[YOUR GOAL]
Report every line from the material that contains the word "химический".
====== MATERIALS PROVIDED
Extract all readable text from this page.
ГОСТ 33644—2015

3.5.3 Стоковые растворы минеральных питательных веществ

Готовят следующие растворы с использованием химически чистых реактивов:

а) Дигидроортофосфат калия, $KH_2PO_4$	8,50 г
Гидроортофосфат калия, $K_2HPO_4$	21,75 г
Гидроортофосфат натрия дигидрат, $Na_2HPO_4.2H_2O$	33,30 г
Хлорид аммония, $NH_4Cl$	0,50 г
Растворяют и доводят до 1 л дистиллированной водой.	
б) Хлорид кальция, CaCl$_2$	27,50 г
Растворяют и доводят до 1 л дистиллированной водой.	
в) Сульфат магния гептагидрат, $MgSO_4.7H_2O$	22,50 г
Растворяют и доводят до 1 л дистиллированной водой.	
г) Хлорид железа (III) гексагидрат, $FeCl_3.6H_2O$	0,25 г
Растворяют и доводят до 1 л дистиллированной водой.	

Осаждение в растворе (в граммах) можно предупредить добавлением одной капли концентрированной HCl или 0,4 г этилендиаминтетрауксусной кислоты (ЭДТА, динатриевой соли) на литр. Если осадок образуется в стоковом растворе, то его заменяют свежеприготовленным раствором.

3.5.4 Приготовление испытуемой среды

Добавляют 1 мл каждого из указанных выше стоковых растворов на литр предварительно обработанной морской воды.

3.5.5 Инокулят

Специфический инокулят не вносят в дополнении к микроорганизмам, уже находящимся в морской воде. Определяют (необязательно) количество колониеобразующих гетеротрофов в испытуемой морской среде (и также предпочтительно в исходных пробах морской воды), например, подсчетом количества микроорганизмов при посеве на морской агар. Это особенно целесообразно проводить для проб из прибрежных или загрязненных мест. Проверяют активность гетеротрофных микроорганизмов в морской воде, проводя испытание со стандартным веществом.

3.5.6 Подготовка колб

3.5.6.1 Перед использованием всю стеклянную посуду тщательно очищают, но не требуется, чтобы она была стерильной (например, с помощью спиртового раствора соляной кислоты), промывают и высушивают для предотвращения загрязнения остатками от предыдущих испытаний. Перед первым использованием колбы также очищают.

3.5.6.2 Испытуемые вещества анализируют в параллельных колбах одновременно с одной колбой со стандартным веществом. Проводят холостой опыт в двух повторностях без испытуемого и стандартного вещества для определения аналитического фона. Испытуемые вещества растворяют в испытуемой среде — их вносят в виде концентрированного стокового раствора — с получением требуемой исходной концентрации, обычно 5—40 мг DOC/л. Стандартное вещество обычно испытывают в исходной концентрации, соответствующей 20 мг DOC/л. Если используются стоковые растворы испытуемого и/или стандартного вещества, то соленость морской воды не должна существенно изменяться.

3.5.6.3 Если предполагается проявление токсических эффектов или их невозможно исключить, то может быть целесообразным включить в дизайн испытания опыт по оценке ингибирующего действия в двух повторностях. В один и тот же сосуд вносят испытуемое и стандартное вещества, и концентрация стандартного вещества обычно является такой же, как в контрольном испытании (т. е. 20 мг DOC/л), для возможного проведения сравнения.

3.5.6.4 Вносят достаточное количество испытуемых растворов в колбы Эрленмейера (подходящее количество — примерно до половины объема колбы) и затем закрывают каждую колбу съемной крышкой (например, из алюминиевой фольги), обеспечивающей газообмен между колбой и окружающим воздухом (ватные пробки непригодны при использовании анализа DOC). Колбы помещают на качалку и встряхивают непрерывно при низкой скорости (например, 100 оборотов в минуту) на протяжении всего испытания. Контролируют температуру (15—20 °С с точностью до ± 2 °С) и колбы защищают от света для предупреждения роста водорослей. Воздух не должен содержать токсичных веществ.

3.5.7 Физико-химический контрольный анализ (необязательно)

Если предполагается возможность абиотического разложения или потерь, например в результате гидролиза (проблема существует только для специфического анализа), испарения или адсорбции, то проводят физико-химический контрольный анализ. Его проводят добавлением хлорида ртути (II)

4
============
[THE REPLY]
3.5.7 Физико-химический контрольный анализ (необязательно)
Если предполагается возможность абиотического разложения или потерь, например в результате гидролиза (проблема существует только для специфического анализа), испарения или адсорбции, то проводят физико-химический контрольный анализ. Его проводят добавлением хлорида ртути (II)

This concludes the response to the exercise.